- Supplied entries -
▽

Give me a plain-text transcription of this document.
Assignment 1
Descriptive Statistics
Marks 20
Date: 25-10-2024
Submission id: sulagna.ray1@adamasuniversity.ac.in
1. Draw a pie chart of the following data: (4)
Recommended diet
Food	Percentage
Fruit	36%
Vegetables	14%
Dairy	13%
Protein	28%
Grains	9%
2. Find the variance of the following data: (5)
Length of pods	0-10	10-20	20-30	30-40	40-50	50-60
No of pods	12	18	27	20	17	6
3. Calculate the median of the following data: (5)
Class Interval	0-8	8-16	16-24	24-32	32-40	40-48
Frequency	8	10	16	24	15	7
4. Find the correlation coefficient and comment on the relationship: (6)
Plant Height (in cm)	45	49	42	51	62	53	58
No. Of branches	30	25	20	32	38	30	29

△

- Task description -
Scan the entries above and return each line that holds "data".

- Task solution -
1. Draw a pie chart of the following data: (4)
2. Find the variance of the following data: (5)
3. Calculate the median of the following data: (5)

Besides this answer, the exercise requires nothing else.